Task objective » Identify all lines of the data containing the string "Reserved" and copy them.

Exercise materials »
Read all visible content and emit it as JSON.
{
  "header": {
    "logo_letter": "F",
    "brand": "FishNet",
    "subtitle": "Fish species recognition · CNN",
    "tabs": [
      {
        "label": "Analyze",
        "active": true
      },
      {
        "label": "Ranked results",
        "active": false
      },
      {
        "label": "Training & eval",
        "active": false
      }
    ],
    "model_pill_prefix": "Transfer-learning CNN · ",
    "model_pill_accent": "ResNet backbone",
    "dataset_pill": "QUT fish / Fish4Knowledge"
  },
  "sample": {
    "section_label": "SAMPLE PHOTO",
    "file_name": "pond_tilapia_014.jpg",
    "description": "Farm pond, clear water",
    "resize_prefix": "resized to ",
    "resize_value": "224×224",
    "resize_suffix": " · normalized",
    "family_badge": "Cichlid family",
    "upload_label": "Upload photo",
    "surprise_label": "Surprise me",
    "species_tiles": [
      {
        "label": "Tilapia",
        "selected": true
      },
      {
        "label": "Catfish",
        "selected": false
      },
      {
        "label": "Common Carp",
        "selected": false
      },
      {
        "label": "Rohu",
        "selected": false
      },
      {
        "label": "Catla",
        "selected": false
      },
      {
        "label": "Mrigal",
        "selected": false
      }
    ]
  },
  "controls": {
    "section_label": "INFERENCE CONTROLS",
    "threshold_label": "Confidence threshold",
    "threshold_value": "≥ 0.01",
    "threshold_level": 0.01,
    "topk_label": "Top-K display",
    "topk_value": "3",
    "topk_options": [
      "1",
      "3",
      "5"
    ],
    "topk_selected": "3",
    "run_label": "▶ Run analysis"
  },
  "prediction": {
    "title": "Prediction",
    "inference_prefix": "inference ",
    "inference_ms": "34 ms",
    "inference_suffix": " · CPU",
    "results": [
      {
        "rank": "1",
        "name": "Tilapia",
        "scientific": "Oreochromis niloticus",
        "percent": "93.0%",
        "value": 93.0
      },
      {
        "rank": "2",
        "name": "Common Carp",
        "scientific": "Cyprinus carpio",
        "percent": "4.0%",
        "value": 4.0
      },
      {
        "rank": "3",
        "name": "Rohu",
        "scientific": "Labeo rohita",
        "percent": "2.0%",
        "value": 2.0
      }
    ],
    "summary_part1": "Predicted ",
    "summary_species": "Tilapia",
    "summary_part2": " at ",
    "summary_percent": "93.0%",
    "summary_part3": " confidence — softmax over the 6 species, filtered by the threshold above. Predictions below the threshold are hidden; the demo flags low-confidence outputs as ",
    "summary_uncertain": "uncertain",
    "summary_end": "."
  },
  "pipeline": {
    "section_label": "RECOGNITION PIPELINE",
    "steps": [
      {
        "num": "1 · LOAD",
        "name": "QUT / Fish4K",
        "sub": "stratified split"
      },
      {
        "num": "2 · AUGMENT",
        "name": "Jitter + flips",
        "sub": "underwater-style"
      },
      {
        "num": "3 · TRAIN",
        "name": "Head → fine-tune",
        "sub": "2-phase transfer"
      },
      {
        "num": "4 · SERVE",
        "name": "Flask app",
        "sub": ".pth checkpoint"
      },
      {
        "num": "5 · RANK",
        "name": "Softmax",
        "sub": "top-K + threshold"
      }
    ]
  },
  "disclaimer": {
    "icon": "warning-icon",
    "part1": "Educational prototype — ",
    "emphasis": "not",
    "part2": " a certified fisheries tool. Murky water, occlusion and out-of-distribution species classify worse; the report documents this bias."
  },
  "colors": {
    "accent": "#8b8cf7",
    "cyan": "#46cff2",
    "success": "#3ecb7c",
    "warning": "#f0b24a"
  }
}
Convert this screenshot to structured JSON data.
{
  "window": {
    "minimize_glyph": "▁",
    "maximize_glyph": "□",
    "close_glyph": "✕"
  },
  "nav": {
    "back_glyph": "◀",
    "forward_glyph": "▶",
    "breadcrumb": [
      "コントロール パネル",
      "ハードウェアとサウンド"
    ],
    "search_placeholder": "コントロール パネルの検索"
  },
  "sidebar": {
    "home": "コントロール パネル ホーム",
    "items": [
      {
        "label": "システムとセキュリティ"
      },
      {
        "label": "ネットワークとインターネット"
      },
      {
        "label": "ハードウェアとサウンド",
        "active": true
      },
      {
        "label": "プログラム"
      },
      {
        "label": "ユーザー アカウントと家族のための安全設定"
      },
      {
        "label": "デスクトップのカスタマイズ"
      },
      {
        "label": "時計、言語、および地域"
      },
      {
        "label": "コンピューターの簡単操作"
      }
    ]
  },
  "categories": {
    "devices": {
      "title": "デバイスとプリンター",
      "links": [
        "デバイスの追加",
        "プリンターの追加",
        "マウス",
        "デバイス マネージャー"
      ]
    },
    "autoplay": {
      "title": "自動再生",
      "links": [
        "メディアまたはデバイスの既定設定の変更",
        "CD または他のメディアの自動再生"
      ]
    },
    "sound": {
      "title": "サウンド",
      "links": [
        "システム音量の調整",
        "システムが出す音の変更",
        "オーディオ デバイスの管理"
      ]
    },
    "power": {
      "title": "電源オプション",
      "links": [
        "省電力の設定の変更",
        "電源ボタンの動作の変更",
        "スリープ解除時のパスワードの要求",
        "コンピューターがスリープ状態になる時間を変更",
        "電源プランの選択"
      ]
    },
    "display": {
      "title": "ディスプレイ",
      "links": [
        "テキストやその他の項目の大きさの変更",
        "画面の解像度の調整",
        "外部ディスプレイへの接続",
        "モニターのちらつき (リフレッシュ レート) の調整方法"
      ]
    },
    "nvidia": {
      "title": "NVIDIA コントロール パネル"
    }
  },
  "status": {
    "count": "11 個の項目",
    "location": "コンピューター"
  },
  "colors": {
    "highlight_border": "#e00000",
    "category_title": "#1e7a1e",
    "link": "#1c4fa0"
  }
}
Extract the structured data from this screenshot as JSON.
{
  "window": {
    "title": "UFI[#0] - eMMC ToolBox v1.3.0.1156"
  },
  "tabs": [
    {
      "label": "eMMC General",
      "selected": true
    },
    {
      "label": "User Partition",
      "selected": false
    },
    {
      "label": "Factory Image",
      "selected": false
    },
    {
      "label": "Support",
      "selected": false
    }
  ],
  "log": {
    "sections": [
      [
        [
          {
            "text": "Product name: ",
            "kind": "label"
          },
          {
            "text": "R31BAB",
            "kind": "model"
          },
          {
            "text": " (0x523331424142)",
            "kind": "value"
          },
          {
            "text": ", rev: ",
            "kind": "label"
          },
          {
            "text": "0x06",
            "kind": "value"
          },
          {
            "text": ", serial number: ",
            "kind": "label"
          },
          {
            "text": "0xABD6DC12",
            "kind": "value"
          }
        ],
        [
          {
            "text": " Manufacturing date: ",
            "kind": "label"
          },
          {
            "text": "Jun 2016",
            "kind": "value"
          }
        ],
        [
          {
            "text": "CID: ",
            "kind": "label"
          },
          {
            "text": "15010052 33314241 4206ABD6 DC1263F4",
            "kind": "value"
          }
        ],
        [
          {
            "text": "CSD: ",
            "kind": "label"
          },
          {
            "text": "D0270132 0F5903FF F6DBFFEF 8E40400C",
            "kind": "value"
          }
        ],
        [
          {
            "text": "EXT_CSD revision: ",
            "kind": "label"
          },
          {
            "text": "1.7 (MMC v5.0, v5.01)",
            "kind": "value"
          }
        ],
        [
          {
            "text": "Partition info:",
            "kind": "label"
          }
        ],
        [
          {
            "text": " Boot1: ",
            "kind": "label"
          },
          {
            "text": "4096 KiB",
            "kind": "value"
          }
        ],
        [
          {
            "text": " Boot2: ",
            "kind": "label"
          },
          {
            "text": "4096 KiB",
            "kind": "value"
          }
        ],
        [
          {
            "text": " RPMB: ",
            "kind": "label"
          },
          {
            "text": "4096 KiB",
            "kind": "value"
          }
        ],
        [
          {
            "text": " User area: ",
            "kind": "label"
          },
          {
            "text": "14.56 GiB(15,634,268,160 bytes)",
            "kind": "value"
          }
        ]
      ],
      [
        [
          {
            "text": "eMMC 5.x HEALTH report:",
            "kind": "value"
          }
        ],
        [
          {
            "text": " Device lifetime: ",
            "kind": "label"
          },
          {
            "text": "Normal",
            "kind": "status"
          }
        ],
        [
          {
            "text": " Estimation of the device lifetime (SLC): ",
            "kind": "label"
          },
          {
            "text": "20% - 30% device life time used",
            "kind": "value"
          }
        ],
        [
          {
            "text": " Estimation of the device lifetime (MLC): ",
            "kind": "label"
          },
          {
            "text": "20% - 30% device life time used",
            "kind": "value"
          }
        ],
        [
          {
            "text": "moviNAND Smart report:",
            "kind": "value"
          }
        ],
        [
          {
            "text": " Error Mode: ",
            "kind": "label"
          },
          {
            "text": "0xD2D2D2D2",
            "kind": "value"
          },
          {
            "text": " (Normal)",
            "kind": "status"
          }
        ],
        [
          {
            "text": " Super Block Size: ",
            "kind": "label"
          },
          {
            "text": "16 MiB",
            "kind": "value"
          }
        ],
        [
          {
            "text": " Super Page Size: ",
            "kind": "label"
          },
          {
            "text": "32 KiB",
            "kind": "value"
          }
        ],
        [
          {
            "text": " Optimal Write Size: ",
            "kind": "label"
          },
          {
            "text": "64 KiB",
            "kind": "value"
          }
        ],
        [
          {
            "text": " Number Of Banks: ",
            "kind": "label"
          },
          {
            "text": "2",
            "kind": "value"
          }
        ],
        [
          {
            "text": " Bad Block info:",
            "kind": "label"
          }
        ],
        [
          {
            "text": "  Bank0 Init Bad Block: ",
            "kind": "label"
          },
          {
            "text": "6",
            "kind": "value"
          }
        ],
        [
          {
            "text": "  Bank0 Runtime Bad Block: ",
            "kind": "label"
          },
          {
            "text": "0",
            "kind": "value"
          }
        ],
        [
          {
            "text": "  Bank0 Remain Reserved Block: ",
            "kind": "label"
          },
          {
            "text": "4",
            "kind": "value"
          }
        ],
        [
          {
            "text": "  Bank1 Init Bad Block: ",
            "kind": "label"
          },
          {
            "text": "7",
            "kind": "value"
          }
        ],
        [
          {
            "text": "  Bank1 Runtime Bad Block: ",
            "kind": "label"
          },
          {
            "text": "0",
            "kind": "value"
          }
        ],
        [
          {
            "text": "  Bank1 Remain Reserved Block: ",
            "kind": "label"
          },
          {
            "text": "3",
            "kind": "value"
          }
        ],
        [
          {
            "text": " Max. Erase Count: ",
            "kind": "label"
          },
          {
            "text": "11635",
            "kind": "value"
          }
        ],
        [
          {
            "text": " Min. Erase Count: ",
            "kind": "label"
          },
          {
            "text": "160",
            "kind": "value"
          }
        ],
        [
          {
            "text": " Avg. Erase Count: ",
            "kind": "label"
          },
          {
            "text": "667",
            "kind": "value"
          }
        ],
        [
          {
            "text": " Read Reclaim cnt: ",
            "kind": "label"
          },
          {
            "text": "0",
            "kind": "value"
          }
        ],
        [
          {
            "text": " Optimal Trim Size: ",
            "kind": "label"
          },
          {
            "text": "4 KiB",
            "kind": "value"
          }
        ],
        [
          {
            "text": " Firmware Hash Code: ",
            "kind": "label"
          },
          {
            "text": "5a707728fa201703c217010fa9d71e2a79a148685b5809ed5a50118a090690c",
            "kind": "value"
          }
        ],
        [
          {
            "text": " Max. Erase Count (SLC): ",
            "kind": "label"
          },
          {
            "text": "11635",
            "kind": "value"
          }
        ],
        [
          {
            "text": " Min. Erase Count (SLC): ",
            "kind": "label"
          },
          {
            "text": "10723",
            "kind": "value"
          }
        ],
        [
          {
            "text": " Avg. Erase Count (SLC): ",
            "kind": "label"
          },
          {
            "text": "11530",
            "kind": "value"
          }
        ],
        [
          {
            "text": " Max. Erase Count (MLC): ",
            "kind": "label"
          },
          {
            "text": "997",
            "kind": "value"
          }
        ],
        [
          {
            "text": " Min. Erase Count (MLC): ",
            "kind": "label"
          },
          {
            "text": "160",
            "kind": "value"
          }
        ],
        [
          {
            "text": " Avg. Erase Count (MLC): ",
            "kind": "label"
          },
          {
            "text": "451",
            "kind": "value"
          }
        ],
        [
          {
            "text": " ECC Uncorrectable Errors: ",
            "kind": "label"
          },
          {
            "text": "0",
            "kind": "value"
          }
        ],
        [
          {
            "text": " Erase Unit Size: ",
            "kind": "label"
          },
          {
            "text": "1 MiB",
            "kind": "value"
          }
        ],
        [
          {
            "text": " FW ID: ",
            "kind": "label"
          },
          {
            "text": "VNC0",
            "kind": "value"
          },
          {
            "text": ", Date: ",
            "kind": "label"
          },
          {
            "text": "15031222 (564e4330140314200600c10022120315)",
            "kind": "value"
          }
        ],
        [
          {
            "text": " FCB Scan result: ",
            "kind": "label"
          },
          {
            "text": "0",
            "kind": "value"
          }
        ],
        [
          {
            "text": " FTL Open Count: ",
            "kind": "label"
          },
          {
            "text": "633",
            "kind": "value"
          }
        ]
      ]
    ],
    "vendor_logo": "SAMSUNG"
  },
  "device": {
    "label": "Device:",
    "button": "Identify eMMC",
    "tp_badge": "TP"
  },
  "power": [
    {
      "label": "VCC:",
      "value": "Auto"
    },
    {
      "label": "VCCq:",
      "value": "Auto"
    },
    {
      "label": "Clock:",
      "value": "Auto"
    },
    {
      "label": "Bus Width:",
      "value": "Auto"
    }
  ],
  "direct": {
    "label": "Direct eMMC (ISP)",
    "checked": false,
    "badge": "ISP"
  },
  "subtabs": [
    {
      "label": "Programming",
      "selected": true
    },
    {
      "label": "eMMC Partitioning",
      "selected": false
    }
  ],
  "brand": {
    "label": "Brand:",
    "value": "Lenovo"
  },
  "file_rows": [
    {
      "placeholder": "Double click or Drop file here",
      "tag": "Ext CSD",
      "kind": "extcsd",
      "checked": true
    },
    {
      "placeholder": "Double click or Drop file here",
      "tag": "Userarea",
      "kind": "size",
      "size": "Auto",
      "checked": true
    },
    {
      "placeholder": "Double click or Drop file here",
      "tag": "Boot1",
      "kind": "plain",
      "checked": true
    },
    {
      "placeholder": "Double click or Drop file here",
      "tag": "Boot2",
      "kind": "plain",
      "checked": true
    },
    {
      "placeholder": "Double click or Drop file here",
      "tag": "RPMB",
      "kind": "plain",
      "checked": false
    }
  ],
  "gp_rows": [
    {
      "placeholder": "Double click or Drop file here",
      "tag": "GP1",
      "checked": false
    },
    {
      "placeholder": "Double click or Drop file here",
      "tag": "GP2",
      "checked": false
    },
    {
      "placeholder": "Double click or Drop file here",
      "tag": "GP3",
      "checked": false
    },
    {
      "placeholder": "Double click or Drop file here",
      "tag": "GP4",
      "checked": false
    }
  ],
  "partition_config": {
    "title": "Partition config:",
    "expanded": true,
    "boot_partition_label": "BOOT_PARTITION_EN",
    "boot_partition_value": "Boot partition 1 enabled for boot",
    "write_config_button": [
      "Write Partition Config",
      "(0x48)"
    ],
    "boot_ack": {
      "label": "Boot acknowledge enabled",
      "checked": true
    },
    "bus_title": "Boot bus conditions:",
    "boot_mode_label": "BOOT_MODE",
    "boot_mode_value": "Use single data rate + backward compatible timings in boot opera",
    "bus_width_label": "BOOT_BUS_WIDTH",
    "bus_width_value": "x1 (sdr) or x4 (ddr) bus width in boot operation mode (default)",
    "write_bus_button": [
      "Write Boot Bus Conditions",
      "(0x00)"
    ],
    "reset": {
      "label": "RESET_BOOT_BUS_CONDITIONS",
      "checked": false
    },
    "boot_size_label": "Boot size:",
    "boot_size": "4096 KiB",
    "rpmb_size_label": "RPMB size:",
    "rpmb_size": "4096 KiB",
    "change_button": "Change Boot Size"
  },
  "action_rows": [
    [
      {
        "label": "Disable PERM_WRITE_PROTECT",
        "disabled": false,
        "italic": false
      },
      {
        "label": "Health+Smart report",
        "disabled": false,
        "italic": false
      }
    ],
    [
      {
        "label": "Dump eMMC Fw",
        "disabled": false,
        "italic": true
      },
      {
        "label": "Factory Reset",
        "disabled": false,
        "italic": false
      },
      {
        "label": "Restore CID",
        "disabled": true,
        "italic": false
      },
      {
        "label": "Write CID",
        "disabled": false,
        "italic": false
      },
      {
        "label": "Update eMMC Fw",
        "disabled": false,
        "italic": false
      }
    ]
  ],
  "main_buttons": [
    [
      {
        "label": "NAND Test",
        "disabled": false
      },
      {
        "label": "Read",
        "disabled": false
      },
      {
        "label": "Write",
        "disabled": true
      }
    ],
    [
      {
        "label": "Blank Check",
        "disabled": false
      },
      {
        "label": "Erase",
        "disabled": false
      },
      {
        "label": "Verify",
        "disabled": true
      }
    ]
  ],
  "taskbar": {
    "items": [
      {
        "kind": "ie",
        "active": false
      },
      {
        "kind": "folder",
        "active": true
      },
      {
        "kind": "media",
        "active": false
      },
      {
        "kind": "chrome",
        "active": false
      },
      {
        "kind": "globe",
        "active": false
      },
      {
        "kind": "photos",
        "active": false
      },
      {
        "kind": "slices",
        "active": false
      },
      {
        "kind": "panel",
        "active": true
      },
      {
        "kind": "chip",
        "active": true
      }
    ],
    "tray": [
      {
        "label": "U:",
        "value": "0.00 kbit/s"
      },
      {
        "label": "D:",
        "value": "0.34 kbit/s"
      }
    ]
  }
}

Final result »
            "text": "  Bank0 Remain Reserved Block: ",
            "text": "  Bank1 Remain Reserved Block: ",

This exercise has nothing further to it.